Don't copy the pictures; return every other part of the records exactly.
--- begin ---
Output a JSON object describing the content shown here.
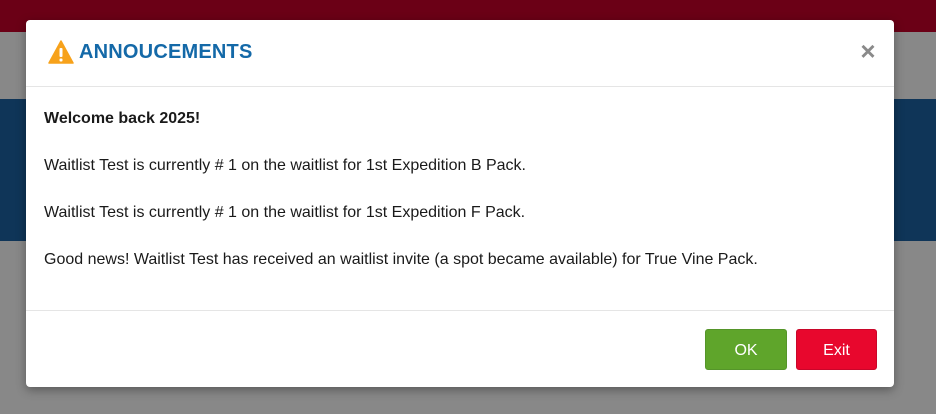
{
  "modal": {
    "title": "ANNOUCEMENTS",
    "close_symbol": "×",
    "icon": "warning-triangle-icon",
    "welcome": "Welcome back 2025!",
    "messages": [
      "Waitlist Test is currently # 1 on the waitlist for 1st Expedition B Pack.",
      "Waitlist Test is currently # 1 on the waitlist for 1st Expedition F Pack.",
      "Good news! Waitlist Test has received an waitlist invite (a spot became available) for True Vine Pack."
    ],
    "buttons": {
      "ok_label": "OK",
      "exit_label": "Exit"
    }
  },
  "colors": {
    "title": "#1469a8",
    "warning_icon": "#f7a21b",
    "ok_button": "#5fa52b",
    "exit_button": "#e8072d",
    "backdrop_band_top": "#6b0016",
    "backdrop_band_mid": "#0f3558"
  }
}
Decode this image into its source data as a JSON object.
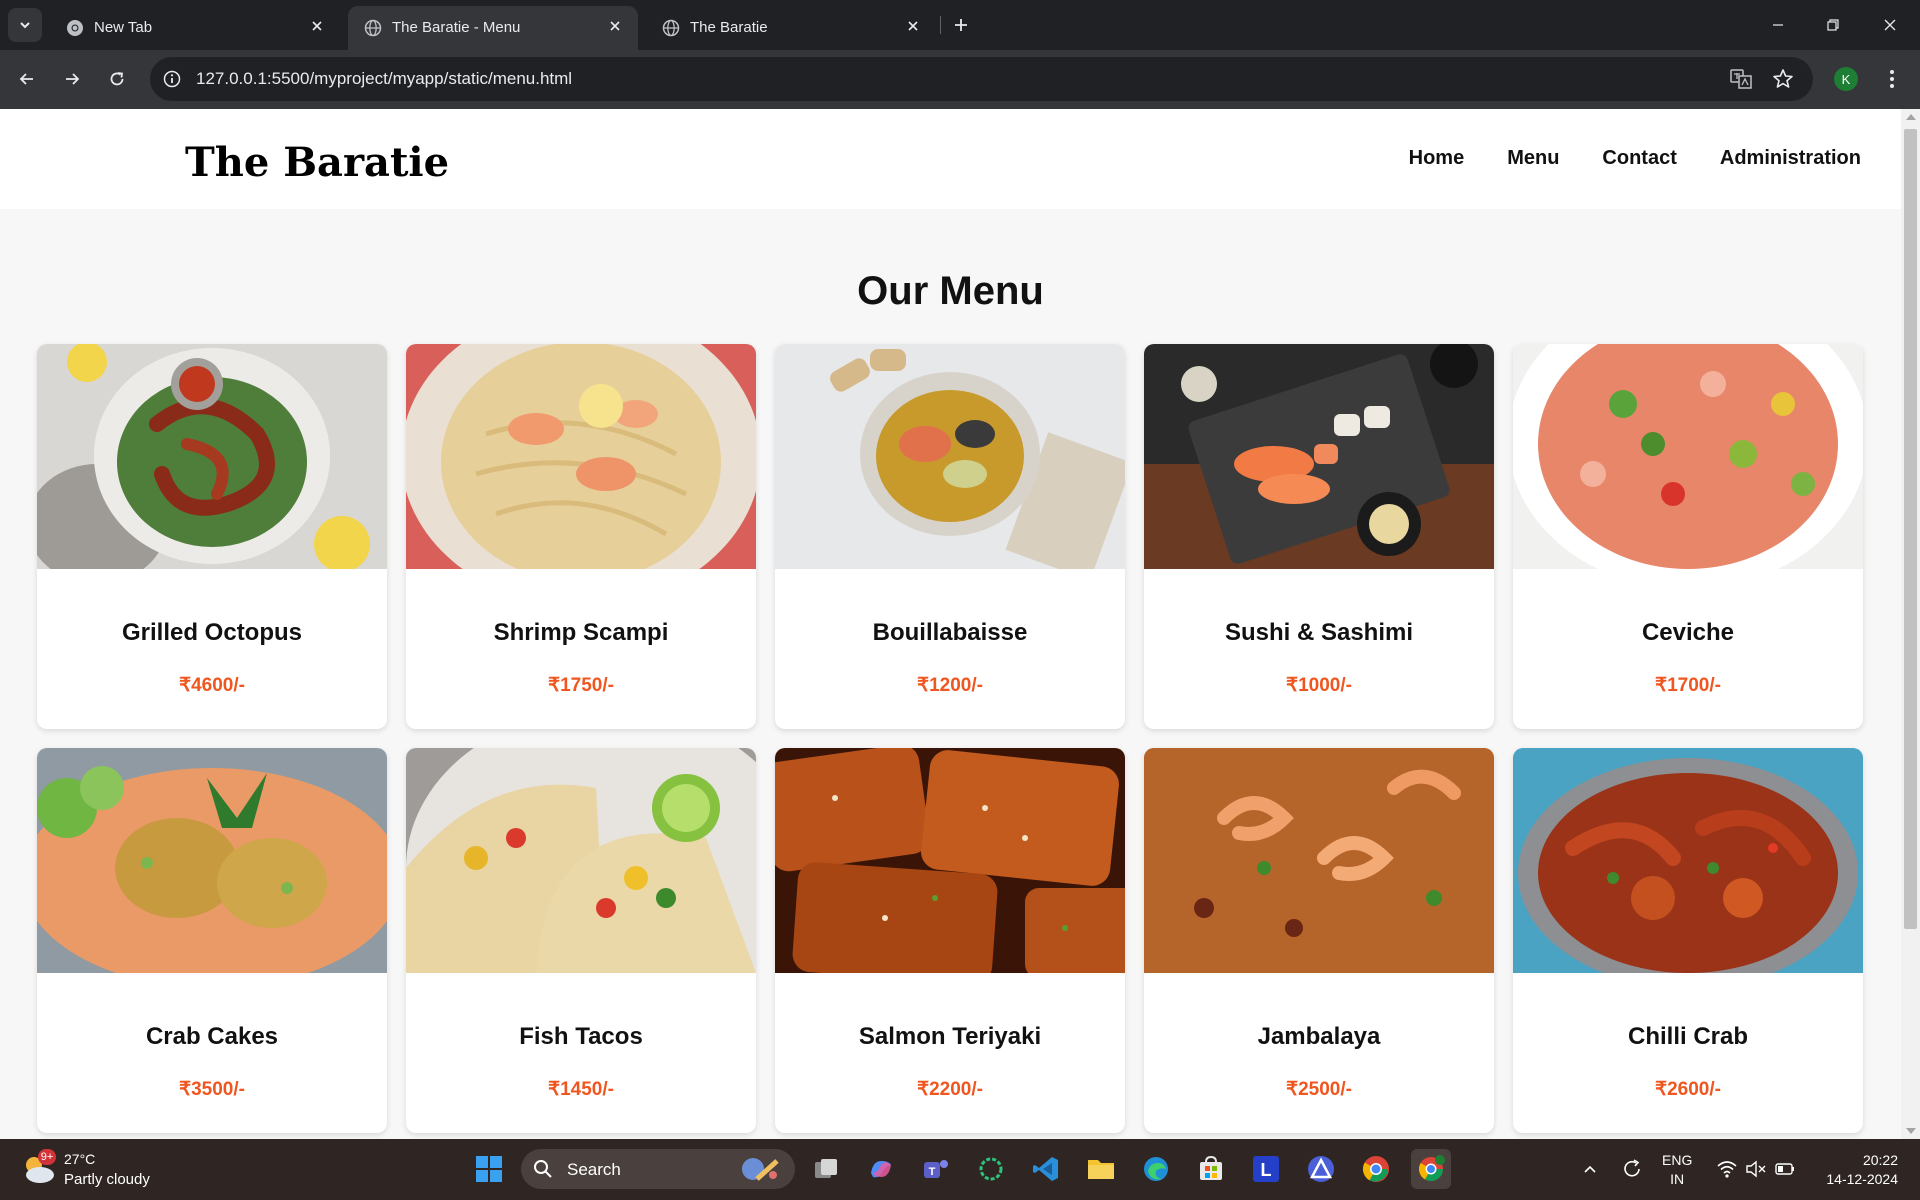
{
  "browser": {
    "tabs": [
      {
        "title": "New Tab",
        "active": false
      },
      {
        "title": "The Baratie - Menu",
        "active": true
      },
      {
        "title": "The Baratie",
        "active": false
      }
    ],
    "url": "127.0.0.1:5500/myproject/myapp/static/menu.html",
    "profile_initial": "K"
  },
  "site": {
    "brand": "The Baratie",
    "nav": [
      "Home",
      "Menu",
      "Contact",
      "Administration"
    ],
    "section_title": "Our Menu"
  },
  "menu": [
    {
      "name": "Grilled Octopus",
      "price": "₹4600/-",
      "image": "grilled-octopus"
    },
    {
      "name": "Shrimp Scampi",
      "price": "₹1750/-",
      "image": "shrimp-scampi"
    },
    {
      "name": "Bouillabaisse",
      "price": "₹1200/-",
      "image": "bouillabaisse"
    },
    {
      "name": "Sushi & Sashimi",
      "price": "₹1000/-",
      "image": "sushi-sashimi"
    },
    {
      "name": "Ceviche",
      "price": "₹1700/-",
      "image": "ceviche"
    },
    {
      "name": "Crab Cakes",
      "price": "₹3500/-",
      "image": "crab-cakes"
    },
    {
      "name": "Fish Tacos",
      "price": "₹1450/-",
      "image": "fish-tacos"
    },
    {
      "name": "Salmon Teriyaki",
      "price": "₹2200/-",
      "image": "salmon-teriyaki"
    },
    {
      "name": "Jambalaya",
      "price": "₹2500/-",
      "image": "jambalaya"
    },
    {
      "name": "Chilli Crab",
      "price": "₹2600/-",
      "image": "chilli-crab"
    }
  ],
  "taskbar": {
    "weather_temp": "27°C",
    "weather_condition": "Partly cloudy",
    "weather_badge": "9+",
    "search_label": "Search",
    "lang_top": "ENG",
    "lang_bottom": "IN",
    "time": "20:22",
    "date": "14-12-2024"
  },
  "colors": {
    "price": "#f0561f",
    "chrome_dark": "#202124",
    "chrome_mid": "#35363a",
    "taskbar": "#2f2623"
  }
}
--- end ---
• [Solution below]:
Output a JSON object describing the content shown here.
{
  "modal": {
    "title": "ANNOUCEMENTS",
    "close_symbol": "×",
    "icon": "warning-triangle-icon",
    "welcome": "Welcome back 2025!",
    "messages": [
      "Waitlist Test is currently # 1 on the waitlist for 1st Expedition B Pack.",
      "Waitlist Test is currently # 1 on the waitlist for 1st Expedition F Pack.",
      "Good news! Waitlist Test has received an waitlist invite (a spot became available) for True Vine Pack."
    ],
    "buttons": {
      "ok_label": "OK",
      "exit_label": "Exit"
    }
  },
  "colors": {
    "title": "#1469a8",
    "warning_icon": "#f7a21b",
    "ok_button": "#5fa52b",
    "exit_button": "#e8072d",
    "backdrop_band_top": "#6b0016",
    "backdrop_band_mid": "#0f3558"
  }
}
Decode this image into its source data as a JSON object.
{
  "browser": {
    "tabs": [
      {
        "title": "New Tab",
        "active": false
      },
      {
        "title": "The Baratie - Menu",
        "active": true
      },
      {
        "title": "The Baratie",
        "active": false
      }
    ],
    "url": "127.0.0.1:5500/myproject/myapp/static/menu.html",
    "profile_initial": "K"
  },
  "site": {
    "brand": "The Baratie",
    "nav": [
      "Home",
      "Menu",
      "Contact",
      "Administration"
    ],
    "section_title": "Our Menu"
  },
  "menu": [
    {
      "name": "Grilled Octopus",
      "price": "₹4600/-",
      "image": "grilled-octopus"
    },
    {
      "name": "Shrimp Scampi",
      "price": "₹1750/-",
      "image": "shrimp-scampi"
    },
    {
      "name": "Bouillabaisse",
      "price": "₹1200/-",
      "image": "bouillabaisse"
    },
    {
      "name": "Sushi & Sashimi",
      "price": "₹1000/-",
      "image": "sushi-sashimi"
    },
    {
      "name": "Ceviche",
      "price": "₹1700/-",
      "image": "ceviche"
    },
    {
      "name": "Crab Cakes",
      "price": "₹3500/-",
      "image": "crab-cakes"
    },
    {
      "name": "Fish Tacos",
      "price": "₹1450/-",
      "image": "fish-tacos"
    },
    {
      "name": "Salmon Teriyaki",
      "price": "₹2200/-",
      "image": "salmon-teriyaki"
    },
    {
      "name": "Jambalaya",
      "price": "₹2500/-",
      "image": "jambalaya"
    },
    {
      "name": "Chilli Crab",
      "price": "₹2600/-",
      "image": "chilli-crab"
    }
  ],
  "taskbar": {
    "weather_temp": "27°C",
    "weather_condition": "Partly cloudy",
    "weather_badge": "9+",
    "search_label": "Search",
    "lang_top": "ENG",
    "lang_bottom": "IN",
    "time": "20:22",
    "date": "14-12-2024"
  },
  "colors": {
    "price": "#f0561f",
    "chrome_dark": "#202124",
    "chrome_mid": "#35363a",
    "taskbar": "#2f2623"
  }
}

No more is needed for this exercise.